[Start of Provided information]

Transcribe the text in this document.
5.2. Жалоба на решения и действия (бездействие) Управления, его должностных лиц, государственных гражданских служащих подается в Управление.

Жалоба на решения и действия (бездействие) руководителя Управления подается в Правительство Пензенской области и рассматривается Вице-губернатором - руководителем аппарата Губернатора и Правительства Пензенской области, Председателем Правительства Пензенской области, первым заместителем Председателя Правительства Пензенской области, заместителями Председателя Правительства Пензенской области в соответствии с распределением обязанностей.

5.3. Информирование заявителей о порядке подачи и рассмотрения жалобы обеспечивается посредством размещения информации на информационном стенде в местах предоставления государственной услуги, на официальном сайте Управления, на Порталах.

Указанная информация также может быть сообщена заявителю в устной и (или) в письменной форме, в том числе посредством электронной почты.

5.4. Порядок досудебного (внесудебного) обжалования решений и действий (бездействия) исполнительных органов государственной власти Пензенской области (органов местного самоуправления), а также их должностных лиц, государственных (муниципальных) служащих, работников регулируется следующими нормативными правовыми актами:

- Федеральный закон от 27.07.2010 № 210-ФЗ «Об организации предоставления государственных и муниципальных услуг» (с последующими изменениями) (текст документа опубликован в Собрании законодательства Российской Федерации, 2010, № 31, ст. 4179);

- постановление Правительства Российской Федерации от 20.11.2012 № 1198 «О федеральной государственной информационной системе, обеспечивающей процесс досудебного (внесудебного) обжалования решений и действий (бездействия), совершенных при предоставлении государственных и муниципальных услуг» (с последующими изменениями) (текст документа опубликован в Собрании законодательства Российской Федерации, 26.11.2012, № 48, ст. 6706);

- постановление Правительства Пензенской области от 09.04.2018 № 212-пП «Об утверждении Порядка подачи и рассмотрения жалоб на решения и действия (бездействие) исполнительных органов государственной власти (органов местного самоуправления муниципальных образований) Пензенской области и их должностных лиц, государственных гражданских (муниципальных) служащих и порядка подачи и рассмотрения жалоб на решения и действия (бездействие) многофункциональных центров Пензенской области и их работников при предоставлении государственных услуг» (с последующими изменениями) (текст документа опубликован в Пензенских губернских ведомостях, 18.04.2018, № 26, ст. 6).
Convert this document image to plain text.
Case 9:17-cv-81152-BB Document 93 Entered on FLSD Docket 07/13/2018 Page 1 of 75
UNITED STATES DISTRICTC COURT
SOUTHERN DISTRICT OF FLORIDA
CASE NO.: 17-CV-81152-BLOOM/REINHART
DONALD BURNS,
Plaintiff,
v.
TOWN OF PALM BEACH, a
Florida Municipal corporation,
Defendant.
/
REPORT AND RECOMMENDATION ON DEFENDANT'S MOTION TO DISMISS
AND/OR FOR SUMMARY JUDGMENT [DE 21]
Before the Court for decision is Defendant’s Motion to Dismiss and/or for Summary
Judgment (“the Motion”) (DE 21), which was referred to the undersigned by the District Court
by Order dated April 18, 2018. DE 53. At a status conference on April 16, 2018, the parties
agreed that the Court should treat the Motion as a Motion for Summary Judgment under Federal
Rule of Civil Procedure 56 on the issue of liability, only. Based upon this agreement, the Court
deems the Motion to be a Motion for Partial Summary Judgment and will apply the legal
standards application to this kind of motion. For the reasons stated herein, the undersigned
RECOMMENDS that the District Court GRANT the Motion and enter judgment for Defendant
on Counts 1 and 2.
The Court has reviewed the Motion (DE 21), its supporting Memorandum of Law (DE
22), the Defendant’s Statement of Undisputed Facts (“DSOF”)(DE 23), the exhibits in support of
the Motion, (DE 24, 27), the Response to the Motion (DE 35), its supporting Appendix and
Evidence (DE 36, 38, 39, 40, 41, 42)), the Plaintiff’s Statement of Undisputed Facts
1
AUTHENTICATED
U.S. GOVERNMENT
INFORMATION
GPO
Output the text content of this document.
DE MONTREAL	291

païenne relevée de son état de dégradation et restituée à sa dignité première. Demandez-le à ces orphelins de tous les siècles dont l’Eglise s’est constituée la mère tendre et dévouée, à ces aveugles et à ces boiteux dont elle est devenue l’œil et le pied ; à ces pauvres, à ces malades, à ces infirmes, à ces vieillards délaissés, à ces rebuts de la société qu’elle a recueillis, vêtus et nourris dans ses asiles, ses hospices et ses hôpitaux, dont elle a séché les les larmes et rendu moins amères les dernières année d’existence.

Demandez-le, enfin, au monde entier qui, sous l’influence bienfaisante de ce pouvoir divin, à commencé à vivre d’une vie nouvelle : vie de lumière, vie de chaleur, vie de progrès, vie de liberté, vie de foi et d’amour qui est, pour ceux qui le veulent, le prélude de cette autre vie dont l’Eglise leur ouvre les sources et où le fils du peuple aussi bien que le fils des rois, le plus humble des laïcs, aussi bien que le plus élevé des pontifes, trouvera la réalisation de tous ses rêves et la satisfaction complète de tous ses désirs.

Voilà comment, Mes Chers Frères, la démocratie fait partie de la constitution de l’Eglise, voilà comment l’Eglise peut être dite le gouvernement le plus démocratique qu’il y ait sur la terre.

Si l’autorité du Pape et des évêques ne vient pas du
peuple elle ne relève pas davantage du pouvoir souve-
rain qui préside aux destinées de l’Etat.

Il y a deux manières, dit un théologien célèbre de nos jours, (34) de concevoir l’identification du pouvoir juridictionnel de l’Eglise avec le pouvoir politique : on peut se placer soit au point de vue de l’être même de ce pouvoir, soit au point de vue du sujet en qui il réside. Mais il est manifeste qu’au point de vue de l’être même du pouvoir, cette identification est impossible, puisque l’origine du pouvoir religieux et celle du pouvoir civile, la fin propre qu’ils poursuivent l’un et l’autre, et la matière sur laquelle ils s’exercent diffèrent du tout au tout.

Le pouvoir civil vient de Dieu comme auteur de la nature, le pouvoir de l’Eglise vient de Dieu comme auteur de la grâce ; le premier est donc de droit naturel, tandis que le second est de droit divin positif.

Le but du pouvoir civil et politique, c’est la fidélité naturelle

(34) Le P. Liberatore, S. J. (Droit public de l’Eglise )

[End of Provided information]

> **Short exercise**
Every line of the records that includes the word "undersigned" should be gathered.

> **Answer to this problem**
Judgment (“the Motion”) (DE 21), which was referred to the undersigned by the District Court
standards application to this kind of motion. For the reasons stated herein, the undersigned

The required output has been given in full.